SET PROBLEM:
Please copy every line of the records below that holds the word "this".

DATA PROVIDED:
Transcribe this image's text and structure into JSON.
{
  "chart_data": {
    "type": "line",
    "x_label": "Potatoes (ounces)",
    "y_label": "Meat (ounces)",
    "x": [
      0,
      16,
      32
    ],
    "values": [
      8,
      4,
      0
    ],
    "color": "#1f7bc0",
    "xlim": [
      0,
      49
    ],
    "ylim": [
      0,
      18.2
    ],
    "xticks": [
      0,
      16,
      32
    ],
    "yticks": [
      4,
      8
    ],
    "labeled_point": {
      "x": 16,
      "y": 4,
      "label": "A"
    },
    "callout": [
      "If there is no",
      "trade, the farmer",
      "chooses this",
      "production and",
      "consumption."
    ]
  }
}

FULL RESPONSE:
Transcribe this image's text and structure into JSON.
      "chooses this",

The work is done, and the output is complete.